• _EXERCISE BRIEF_:
Report how many lines include the word "Glow", and nothing besides that number.

• _MATERIAL_:
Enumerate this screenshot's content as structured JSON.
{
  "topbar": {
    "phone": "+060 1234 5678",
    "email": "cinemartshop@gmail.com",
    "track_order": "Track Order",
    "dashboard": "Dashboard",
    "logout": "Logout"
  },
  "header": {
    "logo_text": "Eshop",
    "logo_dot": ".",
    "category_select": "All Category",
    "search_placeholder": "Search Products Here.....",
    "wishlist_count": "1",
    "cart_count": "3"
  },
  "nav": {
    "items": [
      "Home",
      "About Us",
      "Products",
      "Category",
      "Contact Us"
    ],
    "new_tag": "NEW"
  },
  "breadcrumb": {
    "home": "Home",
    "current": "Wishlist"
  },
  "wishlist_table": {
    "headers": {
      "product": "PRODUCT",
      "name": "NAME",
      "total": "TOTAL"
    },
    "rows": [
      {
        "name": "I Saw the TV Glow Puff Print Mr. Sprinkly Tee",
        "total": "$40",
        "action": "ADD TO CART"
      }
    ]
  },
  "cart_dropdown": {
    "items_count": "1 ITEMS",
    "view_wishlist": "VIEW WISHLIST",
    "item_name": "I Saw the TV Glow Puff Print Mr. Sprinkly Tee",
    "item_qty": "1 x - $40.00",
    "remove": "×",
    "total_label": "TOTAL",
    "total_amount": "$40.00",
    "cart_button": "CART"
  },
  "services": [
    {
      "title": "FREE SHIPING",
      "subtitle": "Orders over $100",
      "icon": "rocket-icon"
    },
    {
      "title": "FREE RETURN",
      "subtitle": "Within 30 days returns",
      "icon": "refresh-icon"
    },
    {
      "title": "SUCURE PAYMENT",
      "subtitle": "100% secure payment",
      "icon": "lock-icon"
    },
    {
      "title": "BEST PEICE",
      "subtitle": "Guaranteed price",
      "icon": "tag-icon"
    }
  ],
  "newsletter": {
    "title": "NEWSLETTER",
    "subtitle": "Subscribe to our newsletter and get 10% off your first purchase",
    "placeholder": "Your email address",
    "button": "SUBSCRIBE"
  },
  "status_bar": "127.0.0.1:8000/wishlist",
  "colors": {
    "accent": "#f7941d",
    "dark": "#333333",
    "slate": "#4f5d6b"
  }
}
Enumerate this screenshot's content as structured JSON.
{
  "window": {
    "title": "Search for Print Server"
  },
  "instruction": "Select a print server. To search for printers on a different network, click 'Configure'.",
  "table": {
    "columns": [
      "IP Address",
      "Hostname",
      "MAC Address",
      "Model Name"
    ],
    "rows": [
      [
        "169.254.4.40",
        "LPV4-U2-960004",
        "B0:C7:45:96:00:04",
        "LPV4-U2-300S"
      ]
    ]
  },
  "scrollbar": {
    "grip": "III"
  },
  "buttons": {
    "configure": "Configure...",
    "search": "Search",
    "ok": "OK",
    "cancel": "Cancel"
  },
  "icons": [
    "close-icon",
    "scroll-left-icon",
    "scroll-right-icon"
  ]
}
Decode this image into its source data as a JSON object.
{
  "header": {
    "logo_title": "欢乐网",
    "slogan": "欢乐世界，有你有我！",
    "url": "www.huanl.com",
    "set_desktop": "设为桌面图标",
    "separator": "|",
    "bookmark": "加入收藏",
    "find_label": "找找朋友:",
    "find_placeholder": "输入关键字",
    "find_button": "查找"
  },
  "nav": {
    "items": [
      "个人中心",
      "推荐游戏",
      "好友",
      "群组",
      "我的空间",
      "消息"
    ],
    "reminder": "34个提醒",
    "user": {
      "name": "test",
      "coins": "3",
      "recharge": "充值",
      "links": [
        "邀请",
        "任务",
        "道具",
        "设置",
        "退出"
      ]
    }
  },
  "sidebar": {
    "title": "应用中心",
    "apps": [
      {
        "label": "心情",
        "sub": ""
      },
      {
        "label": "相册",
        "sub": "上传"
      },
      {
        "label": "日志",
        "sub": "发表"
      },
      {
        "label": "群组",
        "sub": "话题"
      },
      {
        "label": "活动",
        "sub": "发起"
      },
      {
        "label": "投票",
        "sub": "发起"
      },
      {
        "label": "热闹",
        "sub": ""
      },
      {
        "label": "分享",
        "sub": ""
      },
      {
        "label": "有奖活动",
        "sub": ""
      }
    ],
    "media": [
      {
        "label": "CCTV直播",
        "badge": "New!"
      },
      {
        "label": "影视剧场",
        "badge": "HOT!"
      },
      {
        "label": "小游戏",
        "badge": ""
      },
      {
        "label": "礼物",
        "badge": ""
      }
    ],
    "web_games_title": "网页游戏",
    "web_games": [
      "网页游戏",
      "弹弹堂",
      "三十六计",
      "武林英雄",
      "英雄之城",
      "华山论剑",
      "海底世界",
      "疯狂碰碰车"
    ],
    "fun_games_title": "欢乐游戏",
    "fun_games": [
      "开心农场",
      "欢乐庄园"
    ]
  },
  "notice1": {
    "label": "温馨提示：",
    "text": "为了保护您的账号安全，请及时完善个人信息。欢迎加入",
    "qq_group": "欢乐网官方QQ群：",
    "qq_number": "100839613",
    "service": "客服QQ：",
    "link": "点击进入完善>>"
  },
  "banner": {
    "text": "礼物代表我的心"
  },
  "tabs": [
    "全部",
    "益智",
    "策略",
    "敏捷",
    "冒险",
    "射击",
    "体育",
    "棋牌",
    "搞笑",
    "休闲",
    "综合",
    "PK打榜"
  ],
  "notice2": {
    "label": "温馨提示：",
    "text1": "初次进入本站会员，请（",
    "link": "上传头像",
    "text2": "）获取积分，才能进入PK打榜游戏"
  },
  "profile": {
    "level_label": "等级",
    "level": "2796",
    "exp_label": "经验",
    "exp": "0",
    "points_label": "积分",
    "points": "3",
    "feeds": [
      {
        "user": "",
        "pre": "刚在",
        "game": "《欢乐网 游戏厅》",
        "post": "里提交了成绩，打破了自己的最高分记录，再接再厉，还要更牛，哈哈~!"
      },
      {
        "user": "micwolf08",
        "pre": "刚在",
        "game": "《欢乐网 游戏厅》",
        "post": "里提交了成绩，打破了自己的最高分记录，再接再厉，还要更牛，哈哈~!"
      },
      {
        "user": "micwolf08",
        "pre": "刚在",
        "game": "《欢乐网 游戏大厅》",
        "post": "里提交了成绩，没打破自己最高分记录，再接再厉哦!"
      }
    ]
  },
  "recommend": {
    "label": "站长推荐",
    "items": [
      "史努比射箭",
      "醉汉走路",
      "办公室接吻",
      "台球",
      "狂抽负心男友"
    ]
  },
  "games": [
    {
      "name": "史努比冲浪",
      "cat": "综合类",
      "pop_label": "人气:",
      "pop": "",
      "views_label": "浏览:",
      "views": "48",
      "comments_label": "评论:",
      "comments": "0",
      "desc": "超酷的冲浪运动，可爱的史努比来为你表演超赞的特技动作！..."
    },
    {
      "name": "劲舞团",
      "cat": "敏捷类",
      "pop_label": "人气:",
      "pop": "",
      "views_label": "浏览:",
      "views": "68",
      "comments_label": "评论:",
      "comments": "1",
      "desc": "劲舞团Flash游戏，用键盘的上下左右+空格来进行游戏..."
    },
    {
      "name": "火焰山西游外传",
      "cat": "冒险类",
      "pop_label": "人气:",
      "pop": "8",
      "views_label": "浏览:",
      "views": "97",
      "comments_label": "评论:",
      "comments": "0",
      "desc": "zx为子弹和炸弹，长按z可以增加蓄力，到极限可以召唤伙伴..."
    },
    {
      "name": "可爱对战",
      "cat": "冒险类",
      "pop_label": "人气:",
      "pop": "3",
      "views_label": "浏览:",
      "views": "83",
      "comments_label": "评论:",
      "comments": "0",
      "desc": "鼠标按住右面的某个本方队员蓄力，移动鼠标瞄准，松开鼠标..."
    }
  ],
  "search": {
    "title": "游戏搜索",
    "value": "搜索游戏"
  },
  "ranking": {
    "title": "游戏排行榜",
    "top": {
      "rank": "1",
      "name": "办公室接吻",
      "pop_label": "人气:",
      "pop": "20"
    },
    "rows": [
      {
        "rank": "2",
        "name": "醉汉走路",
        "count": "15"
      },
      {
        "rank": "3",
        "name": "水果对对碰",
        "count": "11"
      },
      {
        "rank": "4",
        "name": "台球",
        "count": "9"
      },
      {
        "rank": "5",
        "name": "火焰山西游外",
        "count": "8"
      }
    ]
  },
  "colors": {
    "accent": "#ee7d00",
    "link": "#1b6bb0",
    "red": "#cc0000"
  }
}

• _EXERCISE RESPONSE_:
2